| Excerpt to read |
────

Moving to Germany: Frequently Asked Questions

Thinking of packing your suitcase and becoming an expat? Here are some tips on how to make it happen. Photo cc flickr user Jonas Design & Photography

Thinking of packing your suitcase and becoming an expat? Here are some tips on how to make it happen. Photo cc flickr user Jonas Design & Photography

Ever since I started blogging about my expat life in Germany, I’ve gotten questions from readers asking for help.  People wanted to know more about my decision to come here, about getting a job or a visa, and about learning the language.  As I often get the same questions again and again, I’ve put together a few of the most frequently asked so that it is easier for you to find answers.  If I haven’t touched upon something you’d love to know more about, leave your questions in the comments, and I will include them in future Q&A blog posts.

How did you end up in Germany?

The story goes something like this: I graduate college with a degree in English literature in the United States. Two weeks after graduation I start my first full-time desk job. Said full-time desk job makes me nuts. A year later—after breaking down in tears in a windowless grey meeting room over a pile of proofs—I decide to look for work abroad. I would have gone anywhere, so I started by looking at a lot of rather serious, scary jobs that I, in retrospect, am glad I didn’t get. On a whim I registered with an au pair placement agency and in two weeks I had an offer to live in Frankfurt with a family of seven. I accepted, quit my job, helped my mom move to a new house, and flew to Germany with a one-way ticket. (Despite the one-way ticket, I was expecting to come back after my year au pairing at the time, no plans of staying forever and ever then. I just didn’t want to have to commit to an exact date.)

Which makes the short, short answer to that question: completely by accident. I had never considering nannying before, and though I enjoyed the babysitting that I did occasionally, I wasn’t that into children. I just wanted a job that would allow me to be abroad and explore Europe. Au pairing was what fell into my lap, so an au pair I became. A German family responded to my application, so I moved to Germany. Au pairing turned out not to be my dream career, but it also was incredibly interesting and got me free trips to both Dubai and Cyprus, so in the end it was a pretty good score.

By the end of that first year I’d started to feel at home in Frankfurt, so I decided to stay and teach English.

How much money did it cost you to get there?

Because of the au pair job—which included room, board, health insurance, and visa organization—I didn’t have a lot of initial costs. I already had a passport, so I bought an adapter for my laptop (probably about 20 bucks) and a plane ticket (about 400 dollars I think).

After my year au pairing I went back to the United States to travel for a few months, then returned to get my own life in Germany started. I stayed at my then-boyfriend’s apartment while looking for my own place and needed about 1000 euro (I think, my memory for detail on this one is a bit foggy) for the deposit on my apartment, as well as money (something between 300 and 400 dollars I reckon) to get me through that first month of apartment and job hunting.

How did you get a visa?

My very first visa—made out to “can stay and au pair for one year”—was incredibly easy. My host mother drove me around to all the necessary offices, filled out the forms, and paid the fees. American citizens—of which I am one—are allowed to stay in Germany for three months on a tourist visa, so I didn’t even need to do anything before arriving. I had my official one-year au pairing visa in my passport by November (I arrived in September).

────

| Required task 1 |
According to the article on moving to Germany, how long are American citizens allowed to stay in Germany on a tourist visa?
The article on moving to Germany and the records that follow it are unrelated material.

────

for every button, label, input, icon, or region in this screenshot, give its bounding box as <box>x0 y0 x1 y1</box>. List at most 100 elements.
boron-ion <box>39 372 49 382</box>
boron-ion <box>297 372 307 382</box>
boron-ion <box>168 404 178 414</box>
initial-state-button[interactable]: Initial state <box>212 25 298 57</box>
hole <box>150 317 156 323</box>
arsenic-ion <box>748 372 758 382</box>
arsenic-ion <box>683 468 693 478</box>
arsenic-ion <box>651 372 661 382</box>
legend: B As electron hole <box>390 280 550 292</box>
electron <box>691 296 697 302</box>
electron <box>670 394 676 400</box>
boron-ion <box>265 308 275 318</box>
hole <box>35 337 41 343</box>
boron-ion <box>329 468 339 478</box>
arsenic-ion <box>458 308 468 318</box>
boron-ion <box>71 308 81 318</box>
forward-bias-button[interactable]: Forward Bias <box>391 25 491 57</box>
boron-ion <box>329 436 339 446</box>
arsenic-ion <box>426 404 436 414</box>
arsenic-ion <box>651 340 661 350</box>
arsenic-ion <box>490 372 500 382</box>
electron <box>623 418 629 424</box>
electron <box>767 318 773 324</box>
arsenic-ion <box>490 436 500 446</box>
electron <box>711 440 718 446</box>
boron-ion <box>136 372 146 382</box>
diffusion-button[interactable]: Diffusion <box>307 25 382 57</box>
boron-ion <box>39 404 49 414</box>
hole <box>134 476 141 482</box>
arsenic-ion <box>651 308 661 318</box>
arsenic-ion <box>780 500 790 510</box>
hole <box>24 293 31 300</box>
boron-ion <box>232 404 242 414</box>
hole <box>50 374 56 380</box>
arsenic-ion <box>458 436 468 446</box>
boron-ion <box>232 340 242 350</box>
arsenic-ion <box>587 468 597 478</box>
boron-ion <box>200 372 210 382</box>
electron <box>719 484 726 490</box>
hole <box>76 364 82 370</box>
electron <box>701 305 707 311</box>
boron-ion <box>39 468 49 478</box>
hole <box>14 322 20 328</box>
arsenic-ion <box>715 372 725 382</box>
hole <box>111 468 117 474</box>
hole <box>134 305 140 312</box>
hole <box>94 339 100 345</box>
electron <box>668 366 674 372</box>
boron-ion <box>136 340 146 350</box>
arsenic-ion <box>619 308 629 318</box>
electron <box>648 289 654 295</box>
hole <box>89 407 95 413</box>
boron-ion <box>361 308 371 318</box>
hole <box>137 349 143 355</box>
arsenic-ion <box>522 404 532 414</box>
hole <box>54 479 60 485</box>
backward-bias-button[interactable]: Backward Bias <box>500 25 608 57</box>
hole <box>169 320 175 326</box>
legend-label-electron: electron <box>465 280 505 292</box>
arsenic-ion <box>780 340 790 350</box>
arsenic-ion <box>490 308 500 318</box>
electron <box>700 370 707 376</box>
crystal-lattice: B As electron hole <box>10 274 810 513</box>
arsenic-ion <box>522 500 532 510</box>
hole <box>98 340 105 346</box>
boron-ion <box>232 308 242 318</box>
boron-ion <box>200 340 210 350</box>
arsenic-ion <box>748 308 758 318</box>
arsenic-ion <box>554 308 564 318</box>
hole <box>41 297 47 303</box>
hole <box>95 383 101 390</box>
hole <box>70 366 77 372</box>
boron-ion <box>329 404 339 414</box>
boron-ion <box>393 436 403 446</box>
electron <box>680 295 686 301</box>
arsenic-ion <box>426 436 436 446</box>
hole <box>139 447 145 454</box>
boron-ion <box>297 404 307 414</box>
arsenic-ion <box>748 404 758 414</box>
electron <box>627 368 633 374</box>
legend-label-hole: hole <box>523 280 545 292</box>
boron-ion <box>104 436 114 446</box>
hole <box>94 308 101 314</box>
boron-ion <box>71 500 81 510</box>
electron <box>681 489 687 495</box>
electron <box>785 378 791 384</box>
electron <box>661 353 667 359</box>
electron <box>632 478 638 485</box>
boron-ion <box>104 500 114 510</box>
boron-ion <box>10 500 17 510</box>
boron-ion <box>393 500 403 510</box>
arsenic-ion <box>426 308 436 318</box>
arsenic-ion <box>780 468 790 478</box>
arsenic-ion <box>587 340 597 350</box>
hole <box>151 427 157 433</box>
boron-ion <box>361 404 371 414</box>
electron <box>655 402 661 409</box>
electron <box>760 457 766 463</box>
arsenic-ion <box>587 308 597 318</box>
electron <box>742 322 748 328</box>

────

| Required task 2 |
Reproduce the records word for word, starting with their first line and going on through the line with "hole <box>54 479 60 485</box>", including both of those lines.

| Correct output 1 |
Three months.

| Correct output 2 |
for every button, label, input, icon, or region in this screenshot, give its bounding box as <box>x0 y0 x1 y1</box>. List at most 100 elements.
boron-ion <box>39 372 49 382</box>
boron-ion <box>297 372 307 382</box>
boron-ion <box>168 404 178 414</box>
initial-state-button[interactable]: Initial state <box>212 25 298 57</box>
hole <box>150 317 156 323</box>
arsenic-ion <box>748 372 758 382</box>
arsenic-ion <box>683 468 693 478</box>
arsenic-ion <box>651 372 661 382</box>
legend: B As electron hole <box>390 280 550 292</box>
electron <box>691 296 697 302</box>
electron <box>670 394 676 400</box>
boron-ion <box>265 308 275 318</box>
hole <box>35 337 41 343</box>
boron-ion <box>329 468 339 478</box>
arsenic-ion <box>458 308 468 318</box>
boron-ion <box>71 308 81 318</box>
forward-bias-button[interactable]: Forward Bias <box>391 25 491 57</box>
boron-ion <box>329 436 339 446</box>
arsenic-ion <box>426 404 436 414</box>
arsenic-ion <box>651 340 661 350</box>
arsenic-ion <box>490 372 500 382</box>
electron <box>623 418 629 424</box>
electron <box>767 318 773 324</box>
arsenic-ion <box>490 436 500 446</box>
electron <box>711 440 718 446</box>
boron-ion <box>136 372 146 382</box>
diffusion-button[interactable]: Diffusion <box>307 25 382 57</box>
boron-ion <box>39 404 49 414</box>
hole <box>134 476 141 482</box>
arsenic-ion <box>651 308 661 318</box>
arsenic-ion <box>780 500 790 510</box>
hole <box>24 293 31 300</box>
boron-ion <box>232 404 242 414</box>
hole <box>50 374 56 380</box>
arsenic-ion <box>458 436 468 446</box>
boron-ion <box>232 340 242 350</box>
arsenic-ion <box>587 468 597 478</box>
boron-ion <box>200 372 210 382</box>
electron <box>719 484 726 490</box>
hole <box>76 364 82 370</box>
electron <box>701 305 707 311</box>
boron-ion <box>39 468 49 478</box>
hole <box>14 322 20 328</box>
arsenic-ion <box>715 372 725 382</box>
hole <box>111 468 117 474</box>
hole <box>134 305 140 312</box>
hole <box>94 339 100 345</box>
electron <box>668 366 674 372</box>
boron-ion <box>136 340 146 350</box>
arsenic-ion <box>619 308 629 318</box>
electron <box>648 289 654 295</box>
hole <box>89 407 95 413</box>
boron-ion <box>361 308 371 318</box>
hole <box>137 349 143 355</box>
arsenic-ion <box>522 404 532 414</box>
hole <box>54 479 60 485</box>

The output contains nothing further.